PROBLEM
Each entry below should be written out exactly as it is, with no pictures.

DATA ROWS
══════

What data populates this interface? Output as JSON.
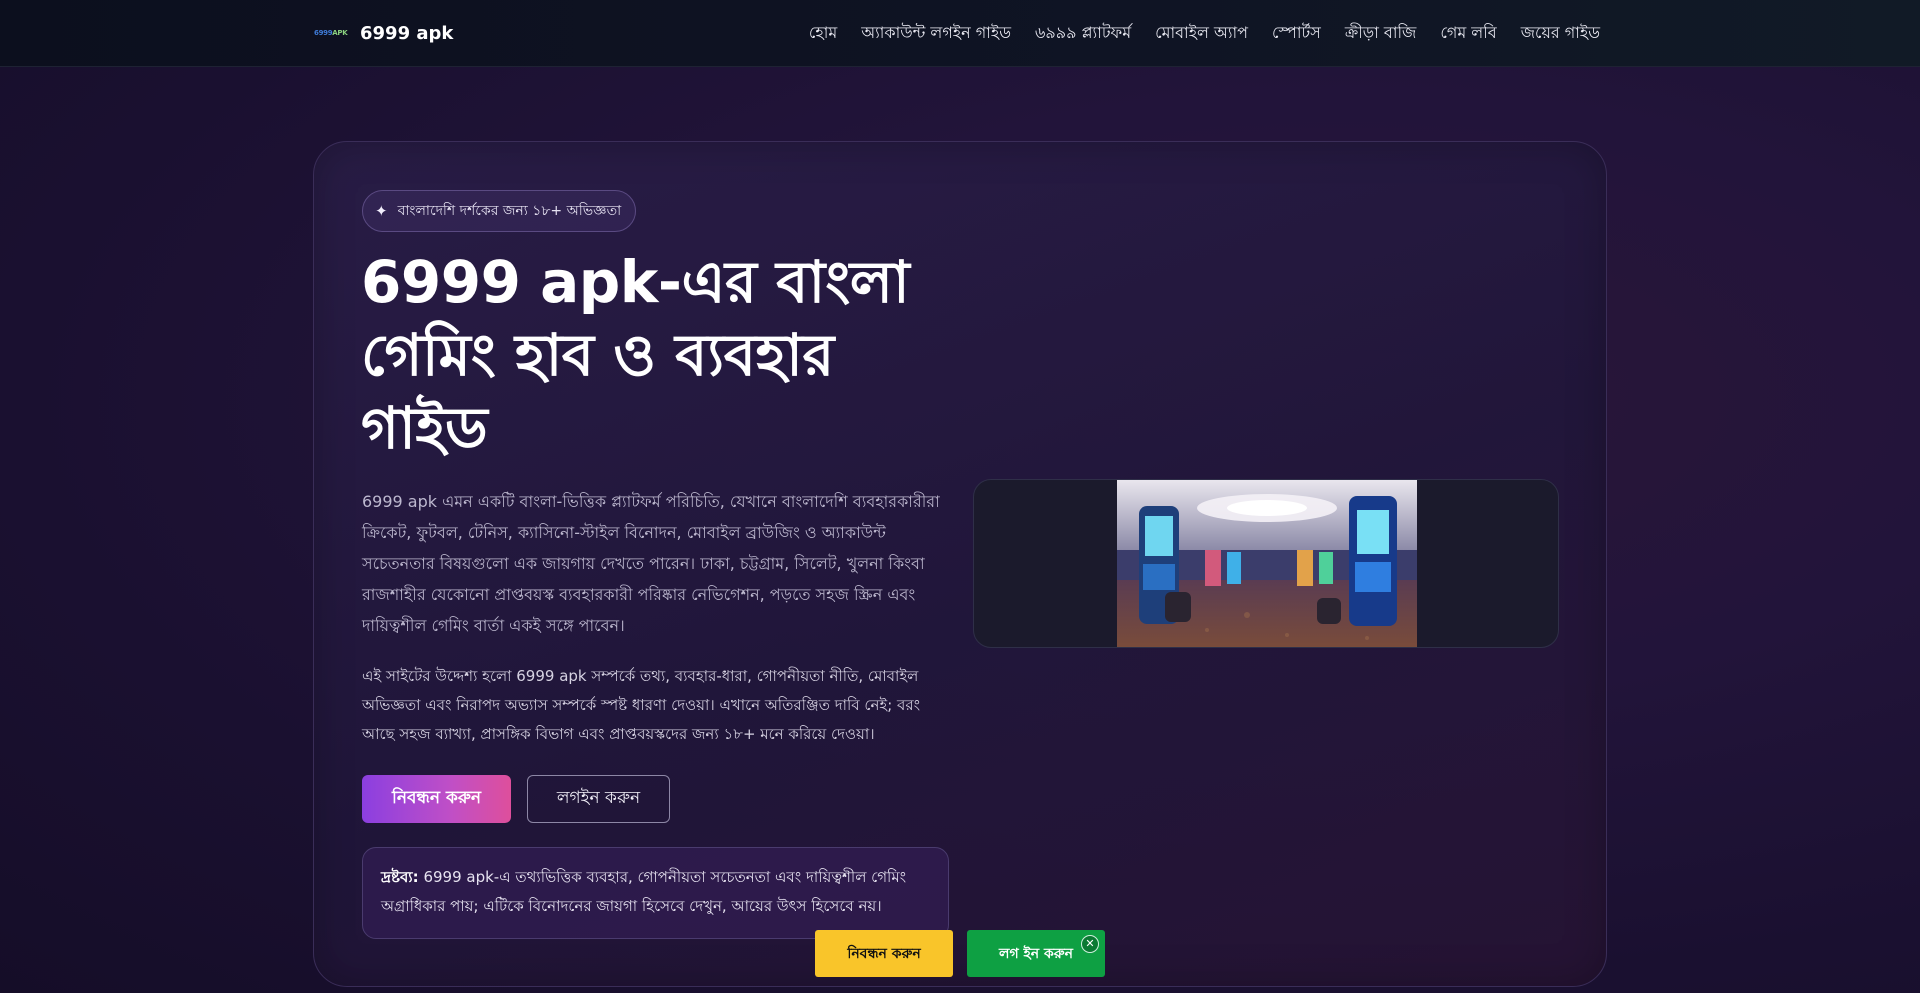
{
  "header": {
    "brand_logo_text": "6999APK",
    "brand_name": "6999 apk",
    "nav": [
      {
        "label": "হোম"
      },
      {
        "label": "অ্যাকাউন্ট লগইন গাইড"
      },
      {
        "label": "৬৯৯৯ প্ল্যাটফর্ম"
      },
      {
        "label": "মোবাইল অ্যাপ"
      },
      {
        "label": "স্পোর্টস"
      },
      {
        "label": "ক্রীড়া বাজি"
      },
      {
        "label": "গেম লবি"
      },
      {
        "label": "জয়ের গাইড"
      }
    ]
  },
  "hero": {
    "badge": {
      "icon": "sparkle-icon",
      "text": "বাংলাদেশি দর্শকের জন্য ১৮+ অভিজ্ঞতা"
    },
    "title": "6999 apk-এর বাংলা গেমিং হাব ও ব্যবহার গাইড",
    "paragraph_1": "6999 apk এমন একটি বাংলা-ভিত্তিক প্ল্যাটফর্ম পরিচিতি, যেখানে বাংলাদেশি ব্যবহারকারীরা ক্রিকেট, ফুটবল, টেনিস, ক্যাসিনো-স্টাইল বিনোদন, মোবাইল ব্রাউজিং ও অ্যাকাউন্ট সচেতনতার বিষয়গুলো এক জায়গায় দেখতে পারেন। ঢাকা, চট্টগ্রাম, সিলেট, খুলনা কিংবা রাজশাহীর যেকোনো প্রাপ্তবয়স্ক ব্যবহারকারী পরিষ্কার নেভিগেশন, পড়তে সহজ স্ক্রিন এবং দায়িত্বশীল গেমিং বার্তা একই সঙ্গে পাবেন।",
    "paragraph_2": "এই সাইটের উদ্দেশ্য হলো 6999 apk সম্পর্কে তথ্য, ব্যবহার-ধারা, গোপনীয়তা নীতি, মোবাইল অভিজ্ঞতা এবং নিরাপদ অভ্যাস সম্পর্কে স্পষ্ট ধারণা দেওয়া। এখানে অতিরঞ্জিত দাবি নেই; বরং আছে সহজ ব্যাখ্যা, প্রাসঙ্গিক বিভাগ এবং প্রাপ্তবয়স্কদের জন্য ১৮+ মনে করিয়ে দেওয়া।",
    "register_label": "নিবন্ধন করুন",
    "login_label": "লগইন করুন",
    "note_label": "দ্রষ্টব্য:",
    "note_text": " 6999 apk-এ তথ্যভিত্তিক ব্যবহার, গোপনীয়তা সচেতনতা এবং দায়িত্বশীল গেমিং অগ্রাধিকার পায়; এটিকে বিনোদনের জায়গা হিসেবে দেখুন, আয়ের উৎস হিসেবে নয়।"
  },
  "sticky": {
    "register_label": "নিবন্ধন করুন",
    "login_label": "লগ ইন করুন",
    "close_glyph": "✕"
  }
}
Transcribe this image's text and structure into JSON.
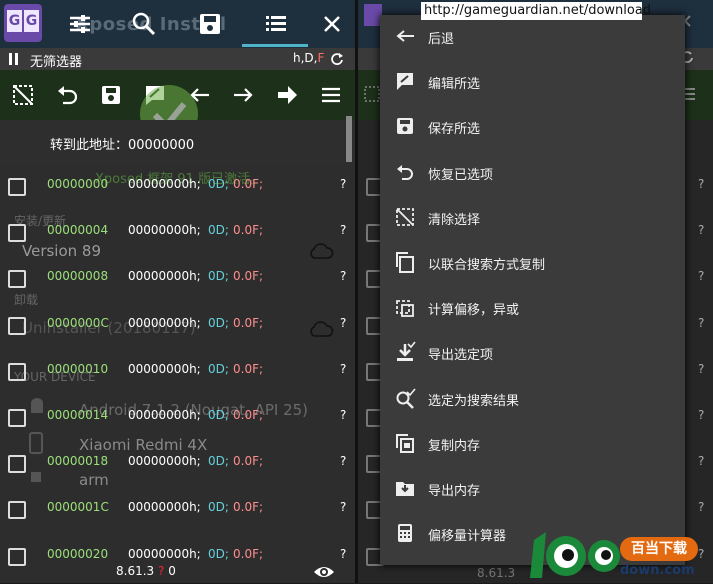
{
  "app": {
    "ghost_title": "Xposed Install",
    "filter_label": "无筛选器",
    "filter_flags_prefix": "h,D,",
    "filter_flags_accent": "F",
    "goto_label": "转到此地址：00000000",
    "version_text": "8.61.3",
    "version_badge": "?",
    "count": "0"
  },
  "ghost_overlay": {
    "xposed_status": "Xposed 框架 91 版已激活。",
    "install_update": "安装/更新",
    "version": "Version 89",
    "uninstall_header": "卸载",
    "uninstaller": "Uninstaller (20180117)",
    "your_device": "YOUR DEVICE",
    "android": "Android 7.1.2 (Nougat, API 25)",
    "device_model": "Xiaomi Redmi 4X",
    "arch": "arm"
  },
  "rows": [
    {
      "addr": "00000000",
      "hex": "00000000h;",
      "dec": "0D;",
      "float": "0.0F;",
      "q": "?"
    },
    {
      "addr": "00000004",
      "hex": "00000000h;",
      "dec": "0D;",
      "float": "0.0F;",
      "q": "?"
    },
    {
      "addr": "00000008",
      "hex": "00000000h;",
      "dec": "0D;",
      "float": "0.0F;",
      "q": "?"
    },
    {
      "addr": "0000000C",
      "hex": "00000000h;",
      "dec": "0D;",
      "float": "0.0F;",
      "q": "?"
    },
    {
      "addr": "00000010",
      "hex": "00000000h;",
      "dec": "0D;",
      "float": "0.0F;",
      "q": "?"
    },
    {
      "addr": "00000014",
      "hex": "00000000h;",
      "dec": "0D;",
      "float": "0.0F;",
      "q": "?"
    },
    {
      "addr": "00000018",
      "hex": "00000000h;",
      "dec": "0D;",
      "float": "0.0F;",
      "q": "?"
    },
    {
      "addr": "0000001C",
      "hex": "00000000h;",
      "dec": "0D;",
      "float": "0.0F;",
      "q": "?"
    },
    {
      "addr": "00000020",
      "hex": "00000000h;",
      "dec": "0D;",
      "float": "0.0F;",
      "q": "?"
    }
  ],
  "menu": {
    "items": [
      {
        "label": "后退",
        "icon": "back-arrow-icon"
      },
      {
        "label": "编辑所选",
        "icon": "edit-icon"
      },
      {
        "label": "保存所选",
        "icon": "save-icon"
      },
      {
        "label": "恢复已选项",
        "icon": "undo-icon"
      },
      {
        "label": "清除选择",
        "icon": "clear-selection-icon"
      },
      {
        "label": "以联合搜索方式复制",
        "icon": "copy-icon"
      },
      {
        "label": "计算偏移，异或",
        "icon": "offset-xor-icon"
      },
      {
        "label": "导出选定项",
        "icon": "export-selected-icon"
      },
      {
        "label": "选定为搜索结果",
        "icon": "search-check-icon"
      },
      {
        "label": "复制内存",
        "icon": "copy-memory-icon"
      },
      {
        "label": "导出内存",
        "icon": "export-memory-icon"
      },
      {
        "label": "偏移量计算器",
        "icon": "calculator-icon"
      }
    ]
  },
  "right_panel": {
    "version_text": "8.61.3"
  },
  "overlay": {
    "url": "http://gameguardian.net/download",
    "logo_text": "100",
    "download_badge": "百当下载",
    "download_domain": "down.com"
  },
  "colors": {
    "address": "#9be07a",
    "decimal": "#66d0d8",
    "float": "#ff8d8d",
    "toolbar_bg": "#1d3019",
    "header_bg": "#1e2f3e",
    "tab_underline": "#4fb4c8",
    "logo_purple": "#6a4aa8",
    "badge_orange": "#e36a10"
  }
}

══════

RESULT OF THE TASK
What data populates this interface? Output as JSON.
{
  "header": {
    "brand_logo_text": "6999APK",
    "brand_name": "6999 apk",
    "nav": [
      {
        "label": "হোম"
      },
      {
        "label": "অ্যাকাউন্ট লগইন গাইড"
      },
      {
        "label": "৬৯৯৯ প্ল্যাটফর্ম"
      },
      {
        "label": "মোবাইল অ্যাপ"
      },
      {
        "label": "স্পোর্টস"
      },
      {
        "label": "ক্রীড়া বাজি"
      },
      {
        "label": "গেম লবি"
      },
      {
        "label": "জয়ের গাইড"
      }
    ]
  },
  "hero": {
    "badge": {
      "icon": "sparkle-icon",
      "text": "বাংলাদেশি দর্শকের জন্য ১৮+ অভিজ্ঞতা"
    },
    "title": "6999 apk-এর বাংলা গেমিং হাব ও ব্যবহার গাইড",
    "paragraph_1": "6999 apk এমন একটি বাংলা-ভিত্তিক প্ল্যাটফর্ম পরিচিতি, যেখানে বাংলাদেশি ব্যবহারকারীরা ক্রিকেট, ফুটবল, টেনিস, ক্যাসিনো-স্টাইল বিনোদন, মোবাইল ব্রাউজিং ও অ্যাকাউন্ট সচেতনতার বিষয়গুলো এক জায়গায় দেখতে পারেন। ঢাকা, চট্টগ্রাম, সিলেট, খুলনা কিংবা রাজশাহীর যেকোনো প্রাপ্তবয়স্ক ব্যবহারকারী পরিষ্কার নেভিগেশন, পড়তে সহজ স্ক্রিন এবং দায়িত্বশীল গেমিং বার্তা একই সঙ্গে পাবেন।",
    "paragraph_2": "এই সাইটের উদ্দেশ্য হলো 6999 apk সম্পর্কে তথ্য, ব্যবহার-ধারা, গোপনীয়তা নীতি, মোবাইল অভিজ্ঞতা এবং নিরাপদ অভ্যাস সম্পর্কে স্পষ্ট ধারণা দেওয়া। এখানে অতিরঞ্জিত দাবি নেই; বরং আছে সহজ ব্যাখ্যা, প্রাসঙ্গিক বিভাগ এবং প্রাপ্তবয়স্কদের জন্য ১৮+ মনে করিয়ে দেওয়া।",
    "register_label": "নিবন্ধন করুন",
    "login_label": "লগইন করুন",
    "note_label": "দ্রষ্টব্য:",
    "note_text": " 6999 apk-এ তথ্যভিত্তিক ব্যবহার, গোপনীয়তা সচেতনতা এবং দায়িত্বশীল গেমিং অগ্রাধিকার পায়; এটিকে বিনোদনের জায়গা হিসেবে দেখুন, আয়ের উৎস হিসেবে নয়।"
  },
  "sticky": {
    "register_label": "নিবন্ধন করুন",
    "login_label": "লগ ইন করুন",
    "close_glyph": "✕"
  }
}
Transcribe this image's text and structure into JSON.
{
  "app": {
    "ghost_title": "Xposed Install",
    "filter_label": "无筛选器",
    "filter_flags_prefix": "h,D,",
    "filter_flags_accent": "F",
    "goto_label": "转到此地址：00000000",
    "version_text": "8.61.3",
    "version_badge": "?",
    "count": "0"
  },
  "ghost_overlay": {
    "xposed_status": "Xposed 框架 91 版已激活。",
    "install_update": "安装/更新",
    "version": "Version 89",
    "uninstall_header": "卸载",
    "uninstaller": "Uninstaller (20180117)",
    "your_device": "YOUR DEVICE",
    "android": "Android 7.1.2 (Nougat, API 25)",
    "device_model": "Xiaomi Redmi 4X",
    "arch": "arm"
  },
  "rows": [
    {
      "addr": "00000000",
      "hex": "00000000h;",
      "dec": "0D;",
      "float": "0.0F;",
      "q": "?"
    },
    {
      "addr": "00000004",
      "hex": "00000000h;",
      "dec": "0D;",
      "float": "0.0F;",
      "q": "?"
    },
    {
      "addr": "00000008",
      "hex": "00000000h;",
      "dec": "0D;",
      "float": "0.0F;",
      "q": "?"
    },
    {
      "addr": "0000000C",
      "hex": "00000000h;",
      "dec": "0D;",
      "float": "0.0F;",
      "q": "?"
    },
    {
      "addr": "00000010",
      "hex": "00000000h;",
      "dec": "0D;",
      "float": "0.0F;",
      "q": "?"
    },
    {
      "addr": "00000014",
      "hex": "00000000h;",
      "dec": "0D;",
      "float": "0.0F;",
      "q": "?"
    },
    {
      "addr": "00000018",
      "hex": "00000000h;",
      "dec": "0D;",
      "float": "0.0F;",
      "q": "?"
    },
    {
      "addr": "0000001C",
      "hex": "00000000h;",
      "dec": "0D;",
      "float": "0.0F;",
      "q": "?"
    },
    {
      "addr": "00000020",
      "hex": "00000000h;",
      "dec": "0D;",
      "float": "0.0F;",
      "q": "?"
    }
  ],
  "menu": {
    "items": [
      {
        "label": "后退",
        "icon": "back-arrow-icon"
      },
      {
        "label": "编辑所选",
        "icon": "edit-icon"
      },
      {
        "label": "保存所选",
        "icon": "save-icon"
      },
      {
        "label": "恢复已选项",
        "icon": "undo-icon"
      },
      {
        "label": "清除选择",
        "icon": "clear-selection-icon"
      },
      {
        "label": "以联合搜索方式复制",
        "icon": "copy-icon"
      },
      {
        "label": "计算偏移，异或",
        "icon": "offset-xor-icon"
      },
      {
        "label": "导出选定项",
        "icon": "export-selected-icon"
      },
      {
        "label": "选定为搜索结果",
        "icon": "search-check-icon"
      },
      {
        "label": "复制内存",
        "icon": "copy-memory-icon"
      },
      {
        "label": "导出内存",
        "icon": "export-memory-icon"
      },
      {
        "label": "偏移量计算器",
        "icon": "calculator-icon"
      }
    ]
  },
  "right_panel": {
    "version_text": "8.61.3"
  },
  "overlay": {
    "url": "http://gameguardian.net/download",
    "logo_text": "100",
    "download_badge": "百当下载",
    "download_domain": "down.com"
  },
  "colors": {
    "address": "#9be07a",
    "decimal": "#66d0d8",
    "float": "#ff8d8d",
    "toolbar_bg": "#1d3019",
    "header_bg": "#1e2f3e",
    "tab_underline": "#4fb4c8",
    "logo_purple": "#6a4aa8",
    "badge_orange": "#e36a10"
  }
}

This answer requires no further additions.